• _Short task_
Filter the data below so that only lines containing the string "axis" remain, and copy each of those lines. Treat the match as case-sensitive.

• _Recorded data_

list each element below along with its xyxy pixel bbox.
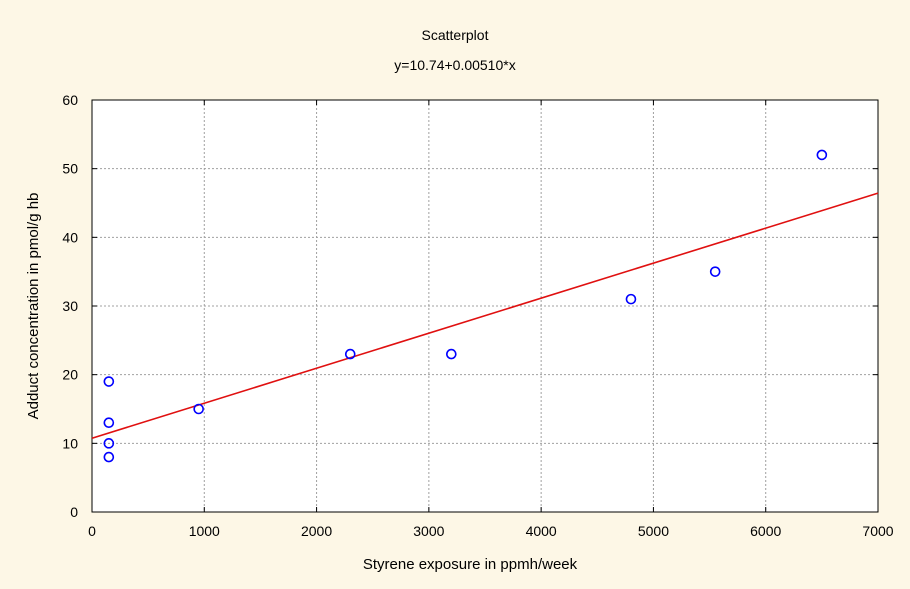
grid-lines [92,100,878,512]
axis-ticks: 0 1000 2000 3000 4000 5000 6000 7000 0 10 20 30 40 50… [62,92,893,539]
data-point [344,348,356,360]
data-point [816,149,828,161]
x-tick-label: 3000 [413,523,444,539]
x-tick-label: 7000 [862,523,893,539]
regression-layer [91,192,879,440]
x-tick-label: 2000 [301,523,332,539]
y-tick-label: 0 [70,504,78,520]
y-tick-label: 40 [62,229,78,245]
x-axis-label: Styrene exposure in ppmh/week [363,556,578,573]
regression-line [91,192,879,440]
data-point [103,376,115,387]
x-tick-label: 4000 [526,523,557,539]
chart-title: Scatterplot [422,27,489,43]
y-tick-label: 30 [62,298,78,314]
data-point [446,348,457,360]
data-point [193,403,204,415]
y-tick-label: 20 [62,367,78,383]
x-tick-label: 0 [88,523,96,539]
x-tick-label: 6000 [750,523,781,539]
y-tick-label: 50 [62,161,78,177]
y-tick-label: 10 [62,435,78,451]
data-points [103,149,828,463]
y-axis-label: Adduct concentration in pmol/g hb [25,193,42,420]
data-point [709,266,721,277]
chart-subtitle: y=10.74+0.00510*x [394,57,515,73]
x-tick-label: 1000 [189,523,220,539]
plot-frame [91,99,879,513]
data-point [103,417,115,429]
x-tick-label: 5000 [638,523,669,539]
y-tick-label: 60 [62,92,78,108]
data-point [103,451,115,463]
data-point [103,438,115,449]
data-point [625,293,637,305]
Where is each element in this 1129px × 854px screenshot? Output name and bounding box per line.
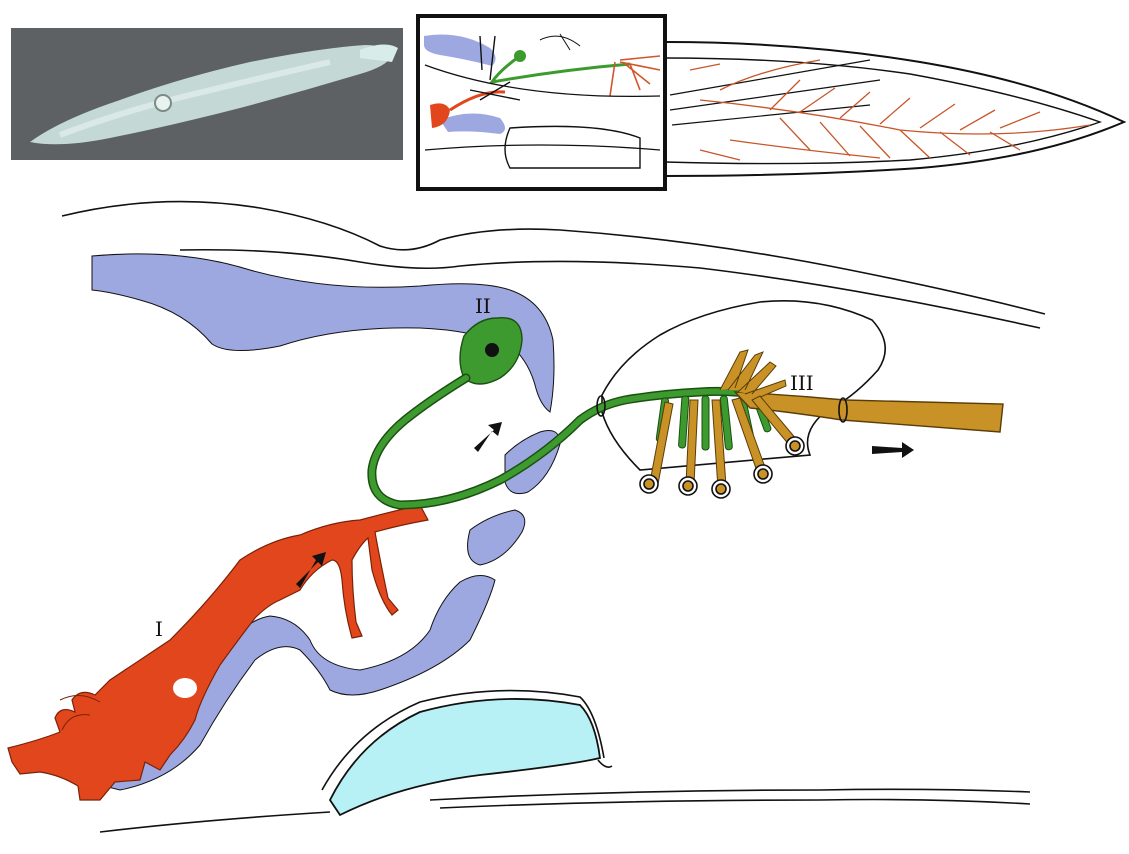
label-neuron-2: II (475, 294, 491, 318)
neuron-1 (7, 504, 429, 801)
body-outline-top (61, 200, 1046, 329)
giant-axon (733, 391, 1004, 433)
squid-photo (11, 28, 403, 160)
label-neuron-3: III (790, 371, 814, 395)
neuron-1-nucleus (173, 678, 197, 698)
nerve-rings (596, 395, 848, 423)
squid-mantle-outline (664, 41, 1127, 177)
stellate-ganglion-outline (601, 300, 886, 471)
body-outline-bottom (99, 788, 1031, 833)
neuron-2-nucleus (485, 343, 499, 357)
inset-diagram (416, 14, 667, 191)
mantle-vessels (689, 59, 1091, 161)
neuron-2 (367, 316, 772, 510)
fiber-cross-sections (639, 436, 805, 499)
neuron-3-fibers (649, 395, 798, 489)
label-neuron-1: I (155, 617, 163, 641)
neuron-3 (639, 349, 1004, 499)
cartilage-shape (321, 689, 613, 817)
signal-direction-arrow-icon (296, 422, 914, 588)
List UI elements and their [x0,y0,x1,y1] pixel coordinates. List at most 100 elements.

==

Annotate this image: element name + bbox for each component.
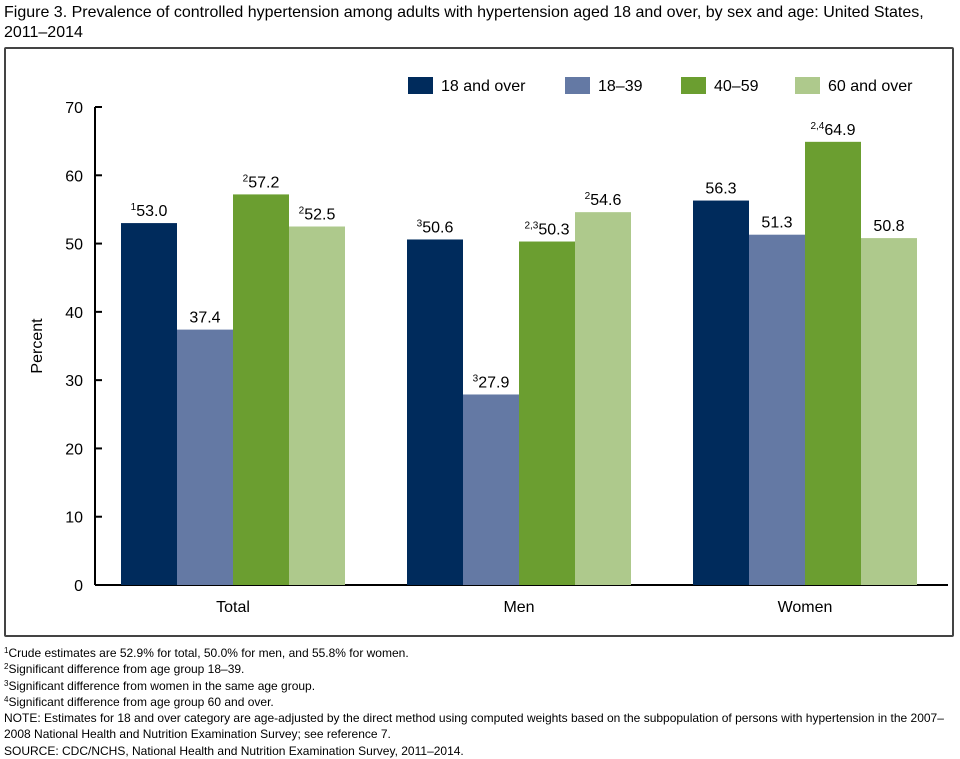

• _Solved exercise_
axis-ticks: 0 1000 2000 3000 4000 5000 6000 7000 0 10 20 30 40 50… [62,92,893,539]
x-axis-label: Styrene exposure in ppmh/week [363,556,578,573]
y-axis-label: Adduct concentration in pmol/g hb [25,193,42,420]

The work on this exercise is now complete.